RECORDS TO USE.
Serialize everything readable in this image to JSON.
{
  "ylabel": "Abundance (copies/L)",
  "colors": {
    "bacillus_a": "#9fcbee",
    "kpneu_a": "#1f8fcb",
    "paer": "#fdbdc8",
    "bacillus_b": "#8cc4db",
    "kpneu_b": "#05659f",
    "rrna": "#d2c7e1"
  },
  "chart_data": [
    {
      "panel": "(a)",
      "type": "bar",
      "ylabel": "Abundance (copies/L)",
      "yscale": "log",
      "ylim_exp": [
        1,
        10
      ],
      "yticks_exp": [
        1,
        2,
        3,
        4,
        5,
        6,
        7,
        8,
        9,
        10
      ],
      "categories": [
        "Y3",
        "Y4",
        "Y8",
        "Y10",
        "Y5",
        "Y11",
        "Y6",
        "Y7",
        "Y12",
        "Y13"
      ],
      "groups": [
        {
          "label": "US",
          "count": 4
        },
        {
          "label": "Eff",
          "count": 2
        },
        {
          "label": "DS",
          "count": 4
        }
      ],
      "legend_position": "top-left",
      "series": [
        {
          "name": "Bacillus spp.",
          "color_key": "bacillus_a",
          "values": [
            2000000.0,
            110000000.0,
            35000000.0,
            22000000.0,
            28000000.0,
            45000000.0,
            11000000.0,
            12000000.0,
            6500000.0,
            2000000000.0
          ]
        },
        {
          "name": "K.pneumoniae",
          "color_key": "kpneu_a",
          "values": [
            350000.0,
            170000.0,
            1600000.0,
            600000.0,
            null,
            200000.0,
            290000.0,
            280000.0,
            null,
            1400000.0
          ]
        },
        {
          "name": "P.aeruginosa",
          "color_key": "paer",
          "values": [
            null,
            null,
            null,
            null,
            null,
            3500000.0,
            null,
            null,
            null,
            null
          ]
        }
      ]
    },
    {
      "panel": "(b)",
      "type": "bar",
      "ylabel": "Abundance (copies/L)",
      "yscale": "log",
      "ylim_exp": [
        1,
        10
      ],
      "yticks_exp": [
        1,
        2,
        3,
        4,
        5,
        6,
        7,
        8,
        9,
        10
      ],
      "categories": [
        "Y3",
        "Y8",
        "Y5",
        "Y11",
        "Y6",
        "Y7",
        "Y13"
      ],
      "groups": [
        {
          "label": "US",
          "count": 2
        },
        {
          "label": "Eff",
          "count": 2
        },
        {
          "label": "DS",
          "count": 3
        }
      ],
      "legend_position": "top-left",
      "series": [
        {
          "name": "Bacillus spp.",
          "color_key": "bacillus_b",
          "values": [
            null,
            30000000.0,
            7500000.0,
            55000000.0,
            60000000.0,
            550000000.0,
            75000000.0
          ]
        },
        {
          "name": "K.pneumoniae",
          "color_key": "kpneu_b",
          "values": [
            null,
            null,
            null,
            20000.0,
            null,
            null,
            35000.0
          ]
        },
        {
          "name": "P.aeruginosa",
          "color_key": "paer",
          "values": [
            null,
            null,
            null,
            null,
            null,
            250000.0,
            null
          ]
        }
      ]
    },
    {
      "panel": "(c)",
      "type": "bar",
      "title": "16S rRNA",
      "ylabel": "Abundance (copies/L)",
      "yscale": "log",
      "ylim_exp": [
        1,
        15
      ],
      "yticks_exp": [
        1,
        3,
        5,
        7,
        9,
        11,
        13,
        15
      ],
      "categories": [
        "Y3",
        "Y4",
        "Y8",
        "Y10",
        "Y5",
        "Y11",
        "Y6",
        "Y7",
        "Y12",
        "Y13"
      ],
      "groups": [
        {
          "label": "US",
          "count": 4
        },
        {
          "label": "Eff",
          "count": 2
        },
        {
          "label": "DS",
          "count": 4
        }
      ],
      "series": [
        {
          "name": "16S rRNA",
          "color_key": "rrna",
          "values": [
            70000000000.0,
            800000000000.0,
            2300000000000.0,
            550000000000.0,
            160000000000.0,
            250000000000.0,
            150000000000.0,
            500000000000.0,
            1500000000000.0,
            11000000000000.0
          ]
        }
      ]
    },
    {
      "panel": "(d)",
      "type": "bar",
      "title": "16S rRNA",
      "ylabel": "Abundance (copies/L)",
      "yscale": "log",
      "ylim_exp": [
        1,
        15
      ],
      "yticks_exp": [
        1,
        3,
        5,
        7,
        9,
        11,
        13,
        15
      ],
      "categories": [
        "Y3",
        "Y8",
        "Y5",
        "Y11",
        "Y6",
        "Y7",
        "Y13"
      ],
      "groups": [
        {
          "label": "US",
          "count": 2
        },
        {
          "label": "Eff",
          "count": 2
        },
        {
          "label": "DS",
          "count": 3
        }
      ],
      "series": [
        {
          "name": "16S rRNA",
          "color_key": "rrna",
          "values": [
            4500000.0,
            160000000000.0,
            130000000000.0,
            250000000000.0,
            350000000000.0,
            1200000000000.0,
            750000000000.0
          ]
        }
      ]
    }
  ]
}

WRITTEN EXERCISE. Each line above must be printed exactly as it appears.

TASK RESULT.
Serialize everything readable in this image to JSON.
{
  "ylabel": "Abundance (copies/L)",
  "colors": {
    "bacillus_a": "#9fcbee",
    "kpneu_a": "#1f8fcb",
    "paer": "#fdbdc8",
    "bacillus_b": "#8cc4db",
    "kpneu_b": "#05659f",
    "rrna": "#d2c7e1"
  },
  "chart_data": [
    {
      "panel": "(a)",
      "type": "bar",
      "ylabel": "Abundance (copies/L)",
      "yscale": "log",
      "ylim_exp": [
        1,
        10
      ],
      "yticks_exp": [
        1,
        2,
        3,
        4,
        5,
        6,
        7,
        8,
        9,
        10
      ],
      "categories": [
        "Y3",
        "Y4",
        "Y8",
        "Y10",
        "Y5",
        "Y11",
        "Y6",
        "Y7",
        "Y12",
        "Y13"
      ],
      "groups": [
        {
          "label": "US",
          "count": 4
        },
        {
          "label": "Eff",
          "count": 2
        },
        {
          "label": "DS",
          "count": 4
        }
      ],
      "legend_position": "top-left",
      "series": [
        {
          "name": "Bacillus spp.",
          "color_key": "bacillus_a",
          "values": [
            2000000.0,
            110000000.0,
            35000000.0,
            22000000.0,
            28000000.0,
            45000000.0,
            11000000.0,
            12000000.0,
            6500000.0,
            2000000000.0
          ]
        },
        {
          "name": "K.pneumoniae",
          "color_key": "kpneu_a",
          "values": [
            350000.0,
            170000.0,
            1600000.0,
            600000.0,
            null,
            200000.0,
            290000.0,
            280000.0,
            null,
            1400000.0
          ]
        },
        {
          "name": "P.aeruginosa",
          "color_key": "paer",
          "values": [
            null,
            null,
            null,
            null,
            null,
            3500000.0,
            null,
            null,
            null,
            null
          ]
        }
      ]
    },
    {
      "panel": "(b)",
      "type": "bar",
      "ylabel": "Abundance (copies/L)",
      "yscale": "log",
      "ylim_exp": [
        1,
        10
      ],
      "yticks_exp": [
        1,
        2,
        3,
        4,
        5,
        6,
        7,
        8,
        9,
        10
      ],
      "categories": [
        "Y3",
        "Y8",
        "Y5",
        "Y11",
        "Y6",
        "Y7",
        "Y13"
      ],
      "groups": [
        {
          "label": "US",
          "count": 2
        },
        {
          "label": "Eff",
          "count": 2
        },
        {
          "label": "DS",
          "count": 3
        }
      ],
      "legend_position": "top-left",
      "series": [
        {
          "name": "Bacillus spp.",
          "color_key": "bacillus_b",
          "values": [
            null,
            30000000.0,
            7500000.0,
            55000000.0,
            60000000.0,
            550000000.0,
            75000000.0
          ]
        },
        {
          "name": "K.pneumoniae",
          "color_key": "kpneu_b",
          "values": [
            null,
            null,
            null,
            20000.0,
            null,
            null,
            35000.0
          ]
        },
        {
          "name": "P.aeruginosa",
          "color_key": "paer",
          "values": [
            null,
            null,
            null,
            null,
            null,
            250000.0,
            null
          ]
        }
      ]
    },
    {
      "panel": "(c)",
      "type": "bar",
      "title": "16S rRNA",
      "ylabel": "Abundance (copies/L)",
      "yscale": "log",
      "ylim_exp": [
        1,
        15
      ],
      "yticks_exp": [
        1,
        3,
        5,
        7,
        9,
        11,
        13,
        15
      ],
      "categories": [
        "Y3",
        "Y4",
        "Y8",
        "Y10",
        "Y5",
        "Y11",
        "Y6",
        "Y7",
        "Y12",
        "Y13"
      ],
      "groups": [
        {
          "label": "US",
          "count": 4
        },
        {
          "label": "Eff",
          "count": 2
        },
        {
          "label": "DS",
          "count": 4
        }
      ],
      "series": [
        {
          "name": "16S rRNA",
          "color_key": "rrna",
          "values": [
            70000000000.0,
            800000000000.0,
            2300000000000.0,
            550000000000.0,
            160000000000.0,
            250000000000.0,
            150000000000.0,
            500000000000.0,
            1500000000000.0,
            11000000000000.0
          ]
        }
      ]
    },
    {
      "panel": "(d)",
      "type": "bar",
      "title": "16S rRNA",
      "ylabel": "Abundance (copies/L)",
      "yscale": "log",
      "ylim_exp": [
        1,
        15
      ],
      "yticks_exp": [
        1,
        3,
        5,
        7,
        9,
        11,
        13,
        15
      ],
      "categories": [
        "Y3",
        "Y8",
        "Y5",
        "Y11",
        "Y6",
        "Y7",
        "Y13"
      ],
      "groups": [
        {
          "label": "US",
          "count": 2
        },
        {
          "label": "Eff",
          "count": 2
        },
        {
          "label": "DS",
          "count": 3
        }
      ],
      "series": [
        {
          "name": "16S rRNA",
          "color_key": "rrna",
          "values": [
            4500000.0,
            160000000000.0,
            130000000000.0,
            250000000000.0,
            350000000000.0,
            1200000000000.0,
            750000000000.0
          ]
        }
      ]
    }
  ]
}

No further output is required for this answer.